To do: Quote the data below in full, please, without altering anything.

-- start of Record list --

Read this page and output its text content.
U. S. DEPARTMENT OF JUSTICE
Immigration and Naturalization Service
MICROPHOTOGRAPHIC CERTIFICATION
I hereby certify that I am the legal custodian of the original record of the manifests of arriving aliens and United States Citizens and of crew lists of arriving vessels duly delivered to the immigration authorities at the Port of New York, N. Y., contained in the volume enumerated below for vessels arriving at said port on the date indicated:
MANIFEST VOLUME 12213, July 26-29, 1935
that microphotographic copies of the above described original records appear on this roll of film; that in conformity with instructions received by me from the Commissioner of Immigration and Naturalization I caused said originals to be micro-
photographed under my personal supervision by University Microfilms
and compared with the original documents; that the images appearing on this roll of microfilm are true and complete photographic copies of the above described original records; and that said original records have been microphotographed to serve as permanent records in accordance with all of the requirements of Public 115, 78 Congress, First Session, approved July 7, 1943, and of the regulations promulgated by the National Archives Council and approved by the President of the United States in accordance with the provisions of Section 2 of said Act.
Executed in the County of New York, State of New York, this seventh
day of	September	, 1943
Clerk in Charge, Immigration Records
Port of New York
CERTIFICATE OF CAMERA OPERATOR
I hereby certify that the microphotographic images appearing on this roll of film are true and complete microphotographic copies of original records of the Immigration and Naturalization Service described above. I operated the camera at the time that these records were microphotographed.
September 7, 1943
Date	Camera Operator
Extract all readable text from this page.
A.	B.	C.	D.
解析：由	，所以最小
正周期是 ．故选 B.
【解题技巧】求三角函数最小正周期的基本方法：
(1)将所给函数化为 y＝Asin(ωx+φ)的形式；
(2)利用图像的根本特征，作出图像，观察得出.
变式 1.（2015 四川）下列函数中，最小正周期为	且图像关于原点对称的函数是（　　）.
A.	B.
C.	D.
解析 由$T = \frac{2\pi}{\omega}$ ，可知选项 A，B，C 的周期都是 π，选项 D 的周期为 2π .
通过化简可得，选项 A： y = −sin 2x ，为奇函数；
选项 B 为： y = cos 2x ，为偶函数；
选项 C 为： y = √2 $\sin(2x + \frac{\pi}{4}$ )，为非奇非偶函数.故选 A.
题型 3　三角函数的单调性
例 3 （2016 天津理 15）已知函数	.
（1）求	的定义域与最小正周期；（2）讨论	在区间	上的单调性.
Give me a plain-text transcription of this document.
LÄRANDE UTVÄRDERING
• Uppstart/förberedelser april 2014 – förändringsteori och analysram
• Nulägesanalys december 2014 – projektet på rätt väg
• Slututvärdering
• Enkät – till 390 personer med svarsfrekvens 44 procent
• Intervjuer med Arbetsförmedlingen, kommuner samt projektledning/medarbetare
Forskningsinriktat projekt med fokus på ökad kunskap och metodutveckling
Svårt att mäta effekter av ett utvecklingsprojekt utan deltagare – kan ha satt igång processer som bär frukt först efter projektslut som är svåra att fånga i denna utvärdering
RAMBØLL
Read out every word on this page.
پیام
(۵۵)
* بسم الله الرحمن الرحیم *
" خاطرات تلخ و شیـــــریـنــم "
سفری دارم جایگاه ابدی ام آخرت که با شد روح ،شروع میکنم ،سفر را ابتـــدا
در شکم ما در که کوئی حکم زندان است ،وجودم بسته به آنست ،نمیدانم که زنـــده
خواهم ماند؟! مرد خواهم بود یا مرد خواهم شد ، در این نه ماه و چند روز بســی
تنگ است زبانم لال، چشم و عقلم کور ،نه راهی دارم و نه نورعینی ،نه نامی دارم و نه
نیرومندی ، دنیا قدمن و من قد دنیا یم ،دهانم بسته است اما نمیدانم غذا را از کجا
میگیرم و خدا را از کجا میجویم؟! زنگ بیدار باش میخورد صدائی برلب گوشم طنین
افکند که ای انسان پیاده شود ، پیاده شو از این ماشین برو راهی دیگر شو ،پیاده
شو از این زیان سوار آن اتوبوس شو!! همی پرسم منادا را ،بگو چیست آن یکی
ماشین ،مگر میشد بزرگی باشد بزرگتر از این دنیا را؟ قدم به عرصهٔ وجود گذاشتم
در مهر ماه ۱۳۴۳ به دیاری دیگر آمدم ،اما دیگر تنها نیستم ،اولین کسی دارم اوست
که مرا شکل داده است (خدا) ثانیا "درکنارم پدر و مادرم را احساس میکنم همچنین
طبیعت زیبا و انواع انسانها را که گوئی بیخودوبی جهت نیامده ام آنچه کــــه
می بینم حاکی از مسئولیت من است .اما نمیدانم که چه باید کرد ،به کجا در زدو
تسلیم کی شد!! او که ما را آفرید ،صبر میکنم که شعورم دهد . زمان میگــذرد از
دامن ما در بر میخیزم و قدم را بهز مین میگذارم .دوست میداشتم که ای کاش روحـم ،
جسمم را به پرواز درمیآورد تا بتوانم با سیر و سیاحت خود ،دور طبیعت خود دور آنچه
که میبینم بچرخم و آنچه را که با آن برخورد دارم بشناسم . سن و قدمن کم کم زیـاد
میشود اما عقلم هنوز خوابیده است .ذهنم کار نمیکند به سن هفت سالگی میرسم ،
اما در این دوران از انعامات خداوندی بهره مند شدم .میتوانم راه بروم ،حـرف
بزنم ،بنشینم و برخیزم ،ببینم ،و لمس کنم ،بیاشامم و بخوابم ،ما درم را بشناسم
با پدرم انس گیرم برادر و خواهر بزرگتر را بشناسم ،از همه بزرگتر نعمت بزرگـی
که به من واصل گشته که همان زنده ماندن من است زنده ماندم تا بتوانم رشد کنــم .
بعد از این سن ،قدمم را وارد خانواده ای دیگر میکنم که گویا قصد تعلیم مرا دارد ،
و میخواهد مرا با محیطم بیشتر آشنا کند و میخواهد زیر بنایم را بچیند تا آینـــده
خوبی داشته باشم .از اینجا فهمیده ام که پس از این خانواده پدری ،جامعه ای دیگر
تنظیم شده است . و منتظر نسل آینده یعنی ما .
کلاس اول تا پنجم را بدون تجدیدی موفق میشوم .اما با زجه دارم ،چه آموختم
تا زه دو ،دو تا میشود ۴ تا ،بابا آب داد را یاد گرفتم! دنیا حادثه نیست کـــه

-- end of Record list --

Full output:
Read this page and output its text content.
U. S. DEPARTMENT OF JUSTICE
Immigration and Naturalization Service
MICROPHOTOGRAPHIC CERTIFICATION
I hereby certify that I am the legal custodian of the original record of the manifests of arriving aliens and United States Citizens and of crew lists of arriving vessels duly delivered to the immigration authorities at the Port of New York, N. Y., contained in the volume enumerated below for vessels arriving at said port on the date indicated:
MANIFEST VOLUME 12213, July 26-29, 1935
that microphotographic copies of the above described original records appear on this roll of film; that in conformity with instructions received by me from the Commissioner of Immigration and Naturalization I caused said originals to be micro-
photographed under my personal supervision by University Microfilms
and compared with the original documents; that the images appearing on this roll of microfilm are true and complete photographic copies of the above described original records; and that said original records have been microphotographed to serve as permanent records in accordance with all of the requirements of Public 115, 78 Congress, First Session, approved July 7, 1943, and of the regulations promulgated by the National Archives Council and approved by the President of the United States in accordance with the provisions of Section 2 of said Act.
Executed in the County of New York, State of New York, this seventh
day of	September	, 1943
Clerk in Charge, Immigration Records
Port of New York
CERTIFICATE OF CAMERA OPERATOR
I hereby certify that the microphotographic images appearing on this roll of film are true and complete microphotographic copies of original records of the Immigration and Naturalization Service described above. I operated the camera at the time that these records were microphotographed.
September 7, 1943
Date	Camera Operator
Extract all readable text from this page.
A.	B.	C.	D.
解析：由	，所以最小
正周期是 ．故选 B.
【解题技巧】求三角函数最小正周期的基本方法：
(1)将所给函数化为 y＝Asin(ωx+φ)的形式；
(2)利用图像的根本特征，作出图像，观察得出.
变式 1.（2015 四川）下列函数中，最小正周期为	且图像关于原点对称的函数是（　　）.
A.	B.
C.	D.
解析 由$T = \frac{2\pi}{\omega}$ ，可知选项 A，B，C 的周期都是 π，选项 D 的周期为 2π .
通过化简可得，选项 A： y = −sin 2x ，为奇函数；
选项 B 为： y = cos 2x ，为偶函数；
选项 C 为： y = √2 $\sin(2x + \frac{\pi}{4}$ )，为非奇非偶函数.故选 A.
题型 3　三角函数的单调性
例 3 （2016 天津理 15）已知函数	.
（1）求	的定义域与最小正周期；（2）讨论	在区间	上的单调性.
Give me a plain-text transcription of this document.
LÄRANDE UTVÄRDERING
• Uppstart/förberedelser april 2014 – förändringsteori och analysram
• Nulägesanalys december 2014 – projektet på rätt väg
• Slututvärdering
• Enkät – till 390 personer med svarsfrekvens 44 procent
• Intervjuer med Arbetsförmedlingen, kommuner samt projektledning/medarbetare
Forskningsinriktat projekt med fokus på ökad kunskap och metodutveckling
Svårt att mäta effekter av ett utvecklingsprojekt utan deltagare – kan ha satt igång processer som bär frukt först efter projektslut som är svåra att fånga i denna utvärdering
RAMBØLL
Read out every word on this page.
پیام
(۵۵)
* بسم الله الرحمن الرحیم *
" خاطرات تلخ و شیـــــریـنــم "
سفری دارم جایگاه ابدی ام آخرت که با شد روح ،شروع میکنم ،سفر را ابتـــدا
در شکم ما در که کوئی حکم زندان است ،وجودم بسته به آنست ،نمیدانم که زنـــده
خواهم ماند؟! مرد خواهم بود یا مرد خواهم شد ، در این نه ماه و چند روز بســی
تنگ است زبانم لال، چشم و عقلم کور ،نه راهی دارم و نه نورعینی ،نه نامی دارم و نه
نیرومندی ، دنیا قدمن و من قد دنیا یم ،دهانم بسته است اما نمیدانم غذا را از کجا
میگیرم و خدا را از کجا میجویم؟! زنگ بیدار باش میخورد صدائی برلب گوشم طنین
افکند که ای انسان پیاده شود ، پیاده شو از این ماشین برو راهی دیگر شو ،پیاده
شو از این زیان سوار آن اتوبوس شو!! همی پرسم منادا را ،بگو چیست آن یکی
ماشین ،مگر میشد بزرگی باشد بزرگتر از این دنیا را؟ قدم به عرصهٔ وجود گذاشتم
در مهر ماه ۱۳۴۳ به دیاری دیگر آمدم ،اما دیگر تنها نیستم ،اولین کسی دارم اوست
که مرا شکل داده است (خدا) ثانیا "درکنارم پدر و مادرم را احساس میکنم همچنین
طبیعت زیبا و انواع انسانها را که گوئی بیخودوبی جهت نیامده ام آنچه کــــه
می بینم حاکی از مسئولیت من است .اما نمیدانم که چه باید کرد ،به کجا در زدو
تسلیم کی شد!! او که ما را آفرید ،صبر میکنم که شعورم دهد . زمان میگــذرد از
دامن ما در بر میخیزم و قدم را بهز مین میگذارم .دوست میداشتم که ای کاش روحـم ،
جسمم را به پرواز درمیآورد تا بتوانم با سیر و سیاحت خود ،دور طبیعت خود دور آنچه
که میبینم بچرخم و آنچه را که با آن برخورد دارم بشناسم . سن و قدمن کم کم زیـاد
میشود اما عقلم هنوز خوابیده است .ذهنم کار نمیکند به سن هفت سالگی میرسم ،
اما در این دوران از انعامات خداوندی بهره مند شدم .میتوانم راه بروم ،حـرف
بزنم ،بنشینم و برخیزم ،ببینم ،و لمس کنم ،بیاشامم و بخوابم ،ما درم را بشناسم
با پدرم انس گیرم برادر و خواهر بزرگتر را بشناسم ،از همه بزرگتر نعمت بزرگـی
که به من واصل گشته که همان زنده ماندن من است زنده ماندم تا بتوانم رشد کنــم .
بعد از این سن ،قدمم را وارد خانواده ای دیگر میکنم که گویا قصد تعلیم مرا دارد ،
و میخواهد مرا با محیطم بیشتر آشنا کند و میخواهد زیر بنایم را بچیند تا آینـــده
خوبی داشته باشم .از اینجا فهمیده ام که پس از این خانواده پدری ،جامعه ای دیگر
تنظیم شده است . و منتظر نسل آینده یعنی ما .
کلاس اول تا پنجم را بدون تجدیدی موفق میشوم .اما با زجه دارم ،چه آموختم
تا زه دو ،دو تا میشود ۴ تا ،بابا آب داد را یاد گرفتم! دنیا حادثه نیست کـــه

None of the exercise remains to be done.